═══ Data lines ═══

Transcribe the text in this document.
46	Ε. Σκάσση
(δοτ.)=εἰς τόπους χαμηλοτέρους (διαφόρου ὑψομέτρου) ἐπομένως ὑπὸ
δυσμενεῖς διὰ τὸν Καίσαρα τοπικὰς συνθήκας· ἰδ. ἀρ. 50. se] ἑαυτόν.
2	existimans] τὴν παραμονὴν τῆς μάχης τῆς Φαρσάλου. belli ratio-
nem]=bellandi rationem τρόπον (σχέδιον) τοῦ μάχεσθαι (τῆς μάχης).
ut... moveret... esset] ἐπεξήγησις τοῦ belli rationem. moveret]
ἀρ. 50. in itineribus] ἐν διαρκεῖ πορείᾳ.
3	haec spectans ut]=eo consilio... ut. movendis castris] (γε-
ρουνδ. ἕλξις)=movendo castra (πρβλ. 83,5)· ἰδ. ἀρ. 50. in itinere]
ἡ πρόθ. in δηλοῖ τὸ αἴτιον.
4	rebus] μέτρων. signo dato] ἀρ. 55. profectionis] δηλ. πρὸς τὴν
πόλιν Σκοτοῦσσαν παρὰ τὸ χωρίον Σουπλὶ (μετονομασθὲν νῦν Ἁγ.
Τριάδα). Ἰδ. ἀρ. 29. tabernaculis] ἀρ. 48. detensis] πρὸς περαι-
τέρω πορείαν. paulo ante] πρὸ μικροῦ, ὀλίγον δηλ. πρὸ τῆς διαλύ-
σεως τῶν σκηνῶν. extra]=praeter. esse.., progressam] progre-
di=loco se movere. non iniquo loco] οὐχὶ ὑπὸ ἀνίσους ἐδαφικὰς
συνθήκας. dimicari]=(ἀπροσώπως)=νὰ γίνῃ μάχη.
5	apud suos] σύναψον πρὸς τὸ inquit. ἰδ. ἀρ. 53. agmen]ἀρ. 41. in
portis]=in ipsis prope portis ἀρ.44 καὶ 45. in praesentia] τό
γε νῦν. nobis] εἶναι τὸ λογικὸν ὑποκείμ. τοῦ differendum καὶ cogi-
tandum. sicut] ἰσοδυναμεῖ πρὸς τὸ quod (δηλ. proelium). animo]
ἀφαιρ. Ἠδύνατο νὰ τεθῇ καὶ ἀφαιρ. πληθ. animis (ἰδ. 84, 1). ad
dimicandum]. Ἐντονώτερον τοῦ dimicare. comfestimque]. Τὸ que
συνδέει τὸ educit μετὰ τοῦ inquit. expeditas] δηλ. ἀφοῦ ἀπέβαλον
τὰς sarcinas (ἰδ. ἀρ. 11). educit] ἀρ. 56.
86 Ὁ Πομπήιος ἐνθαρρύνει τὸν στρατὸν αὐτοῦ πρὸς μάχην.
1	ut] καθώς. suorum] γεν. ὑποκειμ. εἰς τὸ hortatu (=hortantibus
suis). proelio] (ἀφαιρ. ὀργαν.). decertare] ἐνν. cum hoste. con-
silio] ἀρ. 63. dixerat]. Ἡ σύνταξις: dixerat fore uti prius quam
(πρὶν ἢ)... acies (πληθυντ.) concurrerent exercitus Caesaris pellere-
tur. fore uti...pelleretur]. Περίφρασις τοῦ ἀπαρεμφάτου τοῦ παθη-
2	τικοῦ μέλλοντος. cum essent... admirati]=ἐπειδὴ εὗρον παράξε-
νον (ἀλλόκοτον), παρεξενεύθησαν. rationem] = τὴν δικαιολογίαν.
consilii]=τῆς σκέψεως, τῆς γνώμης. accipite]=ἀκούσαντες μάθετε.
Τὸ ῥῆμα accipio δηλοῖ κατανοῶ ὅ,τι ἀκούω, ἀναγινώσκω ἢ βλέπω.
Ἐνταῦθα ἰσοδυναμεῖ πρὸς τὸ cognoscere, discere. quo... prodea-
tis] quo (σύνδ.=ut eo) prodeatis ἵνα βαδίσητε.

═══

What is asked: Give back each line above precisely as it stands.

Response:
Transcribe the text in this document.
46	Ε. Σκάσση
(δοτ.)=εἰς τόπους χαμηλοτέρους (διαφόρου ὑψομέτρου) ἐπομένως ὑπὸ
δυσμενεῖς διὰ τὸν Καίσαρα τοπικὰς συνθήκας· ἰδ. ἀρ. 50. se] ἑαυτόν.
2	existimans] τὴν παραμονὴν τῆς μάχης τῆς Φαρσάλου. belli ratio-
nem]=bellandi rationem τρόπον (σχέδιον) τοῦ μάχεσθαι (τῆς μάχης).
ut... moveret... esset] ἐπεξήγησις τοῦ belli rationem. moveret]
ἀρ. 50. in itineribus] ἐν διαρκεῖ πορείᾳ.
3	haec spectans ut]=eo consilio... ut. movendis castris] (γε-
ρουνδ. ἕλξις)=movendo castra (πρβλ. 83,5)· ἰδ. ἀρ. 50. in itinere]
ἡ πρόθ. in δηλοῖ τὸ αἴτιον.
4	rebus] μέτρων. signo dato] ἀρ. 55. profectionis] δηλ. πρὸς τὴν
πόλιν Σκοτοῦσσαν παρὰ τὸ χωρίον Σουπλὶ (μετονομασθὲν νῦν Ἁγ.
Τριάδα). Ἰδ. ἀρ. 29. tabernaculis] ἀρ. 48. detensis] πρὸς περαι-
τέρω πορείαν. paulo ante] πρὸ μικροῦ, ὀλίγον δηλ. πρὸ τῆς διαλύ-
σεως τῶν σκηνῶν. extra]=praeter. esse.., progressam] progre-
di=loco se movere. non iniquo loco] οὐχὶ ὑπὸ ἀνίσους ἐδαφικὰς
συνθήκας. dimicari]=(ἀπροσώπως)=νὰ γίνῃ μάχη.
5	apud suos] σύναψον πρὸς τὸ inquit. ἰδ. ἀρ. 53. agmen]ἀρ. 41. in
portis]=in ipsis prope portis ἀρ.44 καὶ 45. in praesentia] τό
γε νῦν. nobis] εἶναι τὸ λογικὸν ὑποκείμ. τοῦ differendum καὶ cogi-
tandum. sicut] ἰσοδυναμεῖ πρὸς τὸ quod (δηλ. proelium). animo]
ἀφαιρ. Ἠδύνατο νὰ τεθῇ καὶ ἀφαιρ. πληθ. animis (ἰδ. 84, 1). ad
dimicandum]. Ἐντονώτερον τοῦ dimicare. comfestimque]. Τὸ que
συνδέει τὸ educit μετὰ τοῦ inquit. expeditas] δηλ. ἀφοῦ ἀπέβαλον
τὰς sarcinas (ἰδ. ἀρ. 11). educit] ἀρ. 56.
86 Ὁ Πομπήιος ἐνθαρρύνει τὸν στρατὸν αὐτοῦ πρὸς μάχην.
1	ut] καθώς. suorum] γεν. ὑποκειμ. εἰς τὸ hortatu (=hortantibus
suis). proelio] (ἀφαιρ. ὀργαν.). decertare] ἐνν. cum hoste. con-
silio] ἀρ. 63. dixerat]. Ἡ σύνταξις: dixerat fore uti prius quam
(πρὶν ἢ)... acies (πληθυντ.) concurrerent exercitus Caesaris pellere-
tur. fore uti...pelleretur]. Περίφρασις τοῦ ἀπαρεμφάτου τοῦ παθη-
2	τικοῦ μέλλοντος. cum essent... admirati]=ἐπειδὴ εὗρον παράξε-
νον (ἀλλόκοτον), παρεξενεύθησαν. rationem] = τὴν δικαιολογίαν.
consilii]=τῆς σκέψεως, τῆς γνώμης. accipite]=ἀκούσαντες μάθετε.
Τὸ ῥῆμα accipio δηλοῖ κατανοῶ ὅ,τι ἀκούω, ἀναγινώσκω ἢ βλέπω.
Ἐνταῦθα ἰσοδυναμεῖ πρὸς τὸ cognoscere, discere. quo... prodea-
tis] quo (σύνδ.=ut eo) prodeatis ἵνα βαδίσητε.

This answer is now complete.